# [What is being asked]
Give every entry again, unchanged, and leave its images out.

Source data
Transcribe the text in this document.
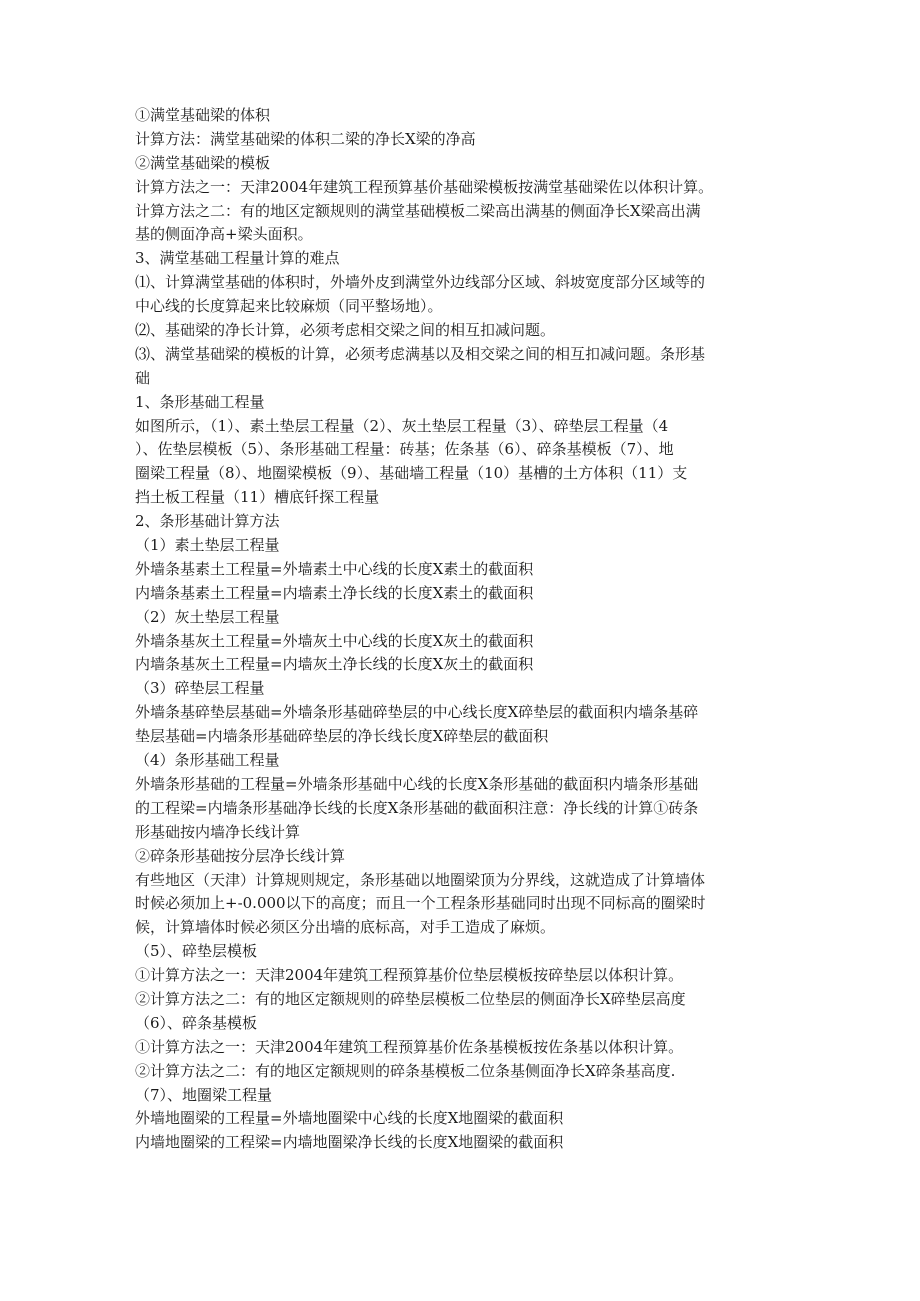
①满堂基础梁的体积
计算方法：满堂基础梁的体积二梁的净长X梁的净高
②满堂基础梁的模板
计算方法之一：天津2004年建筑工程预算基价基础梁模板按满堂基础梁佐以体积计算。
计算方法之二：有的地区定额规则的满堂基础模板二梁高出满基的侧面净长X梁高出满
基的侧面净高+梁头面积。
3、满堂基础工程量计算的难点
⑴、计算满堂基础的体积时，外墙外皮到满堂外边线部分区域、斜坡宽度部分区域等的
中心线的长度算起来比较麻烦（同平整场地）。
⑵、基础梁的净长计算，必须考虑相交梁之间的相互扣减问题。
⑶、满堂基础梁的模板的计算，必须考虑满基以及相交梁之间的相互扣减问题。条形基
础
1、条形基础工程量
如图所示，（1）、素土垫层工程量（2）、灰土垫层工程量（3）、碎垫层工程量（4
）、佐垫层模板（5）、条形基础工程量：砖基；佐条基（6）、碎条基模板（7）、地
圈梁工程量（8）、地圈梁模板（9）、基础墙工程量（10）基槽的土方体积（11）支
挡土板工程量（11）槽底钎探工程量
2、条形基础计算方法
（1）素土垫层工程量
外墙条基素土工程量=外墙素土中心线的长度X素土的截面积
内墙条基素土工程量=内墙素土净长线的长度X素土的截面积
（2）灰土垫层工程量
外墙条基灰土工程量=外墙灰土中心线的长度X灰土的截面积
内墙条基灰土工程量=内墙灰土净长线的长度X灰土的截面积
（3）碎垫层工程量
外墙条基碎垫层基础=外墙条形基础碎垫层的中心线长度X碎垫层的截面积内墙条基碎
垫层基础=内墙条形基础碎垫层的净长线长度X碎垫层的截面积
（4）条形基础工程量
外墙条形基础的工程量=外墙条形基础中心线的长度X条形基础的截面积内墙条形基础
的工程梁=内墙条形基础净长线的长度X条形基础的截面积注意：净长线的计算①砖条
形基础按内墙净长线计算
②碎条形基础按分层净长线计算
有些地区（天津）计算规则规定，条形基础以地圈梁顶为分界线，这就造成了计算墙体
时候必须加上+-0.000以下的高度；而且一个工程条形基础同时出现不同标高的圈梁时
候，计算墙体时候必须区分出墙的底标高，对手工造成了麻烦。
（5）、碎垫层模板
①计算方法之一：天津2004年建筑工程预算基价位垫层模板按碎垫层以体积计算。
②计算方法之二：有的地区定额规则的碎垫层模板二位垫层的侧面净长X碎垫层高度
（6）、碎条基模板
①计算方法之一：天津2004年建筑工程预算基价佐条基模板按佐条基以体积计算。
②计算方法之二：有的地区定额规则的碎条基模板二位条基侧面净长X碎条基高度.
（7）、地圈梁工程量
外墙地圈梁的工程量=外墙地圈梁中心线的长度X地圈梁的截面积
内墙地圈梁的工程梁=内墙地圈梁净长线的长度X地圈梁的截面积
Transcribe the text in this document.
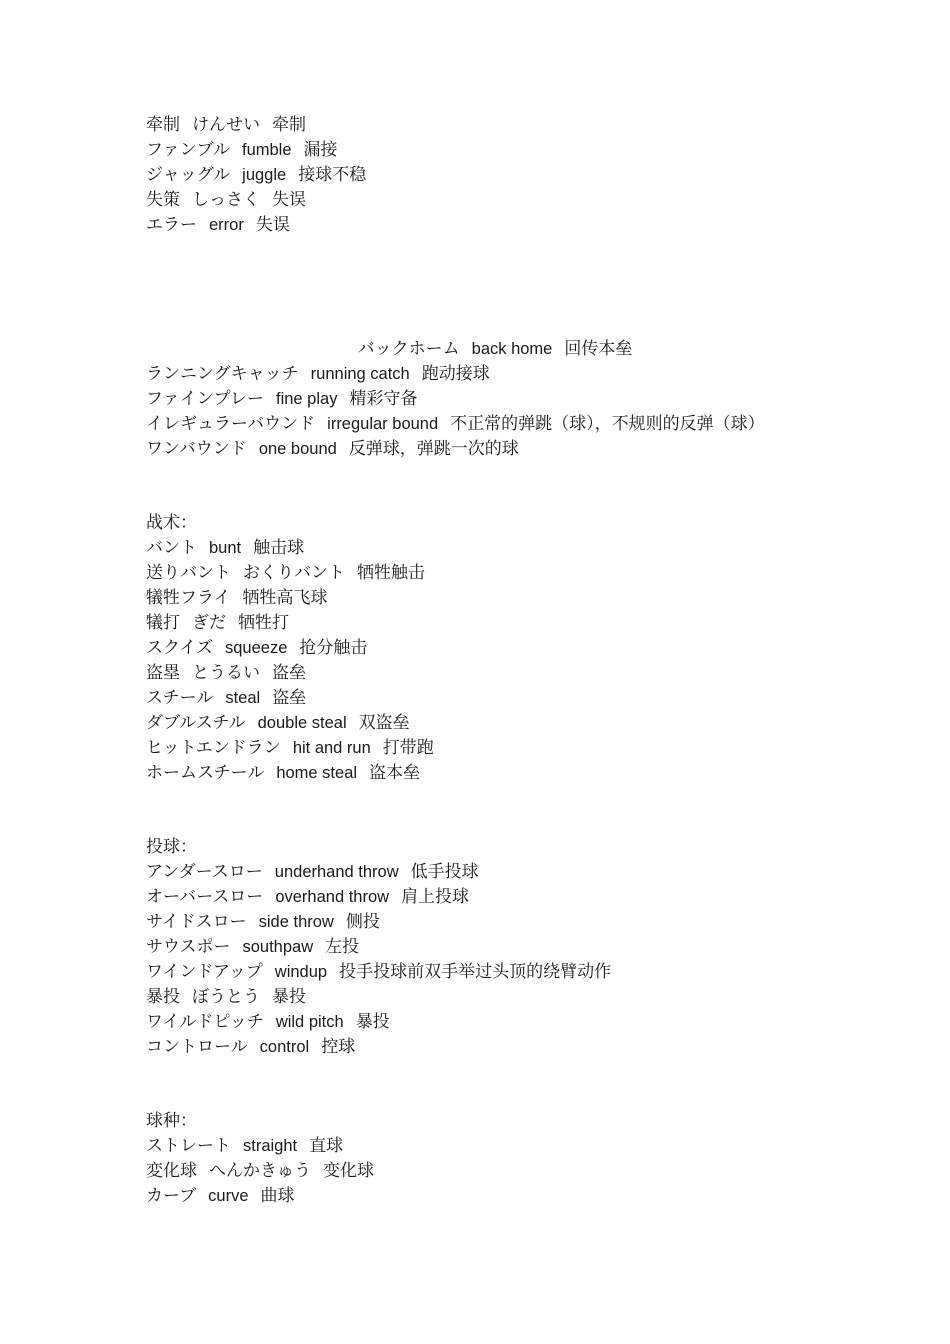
牵制 けんせい 牵制
ファンブル fumble 漏接
ジャッグル juggle 接球不稳
失策 しっさく 失误
エラー error 失误
バックホーム back home 回传本垒
ランニングキャッチ running catch 跑动接球
ファインプレー fine play 精彩守备
イレギュラーバウンド irregular bound 不正常的弹跳（球），不规则的反弹（球）
ワンバウンド one bound 反弹球，弹跳一次的球
战术：
バント bunt 触击球
送りバント おくりバント 牺牲触击
犠牲フライ 牺牲高飞球
犠打 ぎだ 牺牲打
スクイズ squeeze 抢分触击
盗塁 とうるい 盗垒
スチール steal 盗垒
ダブルスチル double steal 双盗垒
ヒットエンドラン hit and run 打带跑
ホームスチール home steal 盗本垒
投球：
アンダースロー underhand throw 低手投球
オーバースロー overhand throw 肩上投球
サイドスロー side throw 侧投
サウスポー southpaw 左投
ワインドアップ windup 投手投球前双手举过头顶的绕臂动作
暴投 ぼうとう 暴投
ワイルドピッチ wild pitch 暴投
コントロール control 控球
球种：
ストレート straight 直球
変化球 へんかきゅう 变化球
カーブ curve 曲球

# [Response]
Transcribe the text in this document.
①满堂基础梁的体积
计算方法：满堂基础梁的体积二梁的净长X梁的净高
②满堂基础梁的模板
计算方法之一：天津2004年建筑工程预算基价基础梁模板按满堂基础梁佐以体积计算。
计算方法之二：有的地区定额规则的满堂基础模板二梁高出满基的侧面净长X梁高出满
基的侧面净高+梁头面积。
3、满堂基础工程量计算的难点
⑴、计算满堂基础的体积时，外墙外皮到满堂外边线部分区域、斜坡宽度部分区域等的
中心线的长度算起来比较麻烦（同平整场地）。
⑵、基础梁的净长计算，必须考虑相交梁之间的相互扣减问题。
⑶、满堂基础梁的模板的计算，必须考虑满基以及相交梁之间的相互扣减问题。条形基
础
1、条形基础工程量
如图所示，（1）、素土垫层工程量（2）、灰土垫层工程量（3）、碎垫层工程量（4
）、佐垫层模板（5）、条形基础工程量：砖基；佐条基（6）、碎条基模板（7）、地
圈梁工程量（8）、地圈梁模板（9）、基础墙工程量（10）基槽的土方体积（11）支
挡土板工程量（11）槽底钎探工程量
2、条形基础计算方法
（1）素土垫层工程量
外墙条基素土工程量=外墙素土中心线的长度X素土的截面积
内墙条基素土工程量=内墙素土净长线的长度X素土的截面积
（2）灰土垫层工程量
外墙条基灰土工程量=外墙灰土中心线的长度X灰土的截面积
内墙条基灰土工程量=内墙灰土净长线的长度X灰土的截面积
（3）碎垫层工程量
外墙条基碎垫层基础=外墙条形基础碎垫层的中心线长度X碎垫层的截面积内墙条基碎
垫层基础=内墙条形基础碎垫层的净长线长度X碎垫层的截面积
（4）条形基础工程量
外墙条形基础的工程量=外墙条形基础中心线的长度X条形基础的截面积内墙条形基础
的工程梁=内墙条形基础净长线的长度X条形基础的截面积注意：净长线的计算①砖条
形基础按内墙净长线计算
②碎条形基础按分层净长线计算
有些地区（天津）计算规则规定，条形基础以地圈梁顶为分界线，这就造成了计算墙体
时候必须加上+-0.000以下的高度；而且一个工程条形基础同时出现不同标高的圈梁时
候，计算墙体时候必须区分出墙的底标高，对手工造成了麻烦。
（5）、碎垫层模板
①计算方法之一：天津2004年建筑工程预算基价位垫层模板按碎垫层以体积计算。
②计算方法之二：有的地区定额规则的碎垫层模板二位垫层的侧面净长X碎垫层高度
（6）、碎条基模板
①计算方法之一：天津2004年建筑工程预算基价佐条基模板按佐条基以体积计算。
②计算方法之二：有的地区定额规则的碎条基模板二位条基侧面净长X碎条基高度.
（7）、地圈梁工程量
外墙地圈梁的工程量=外墙地圈梁中心线的长度X地圈梁的截面积
内墙地圈梁的工程梁=内墙地圈梁净长线的长度X地圈梁的截面积
Transcribe the text in this document.
牵制 けんせい 牵制
ファンブル fumble 漏接
ジャッグル juggle 接球不稳
失策 しっさく 失误
エラー error 失误
バックホーム back home 回传本垒
ランニングキャッチ running catch 跑动接球
ファインプレー fine play 精彩守备
イレギュラーバウンド irregular bound 不正常的弹跳（球），不规则的反弹（球）
ワンバウンド one bound 反弹球，弹跳一次的球
战术：
バント bunt 触击球
送りバント おくりバント 牺牲触击
犠牲フライ 牺牲高飞球
犠打 ぎだ 牺牲打
スクイズ squeeze 抢分触击
盗塁 とうるい 盗垒
スチール steal 盗垒
ダブルスチル double steal 双盗垒
ヒットエンドラン hit and run 打带跑
ホームスチール home steal 盗本垒
投球：
アンダースロー underhand throw 低手投球
オーバースロー overhand throw 肩上投球
サイドスロー side throw 侧投
サウスポー southpaw 左投
ワインドアップ windup 投手投球前双手举过头顶的绕臂动作
暴投 ぼうとう 暴投
ワイルドピッチ wild pitch 暴投
コントロール control 控球
球种：
ストレート straight 直球
変化球 へんかきゅう 变化球
カーブ curve 曲球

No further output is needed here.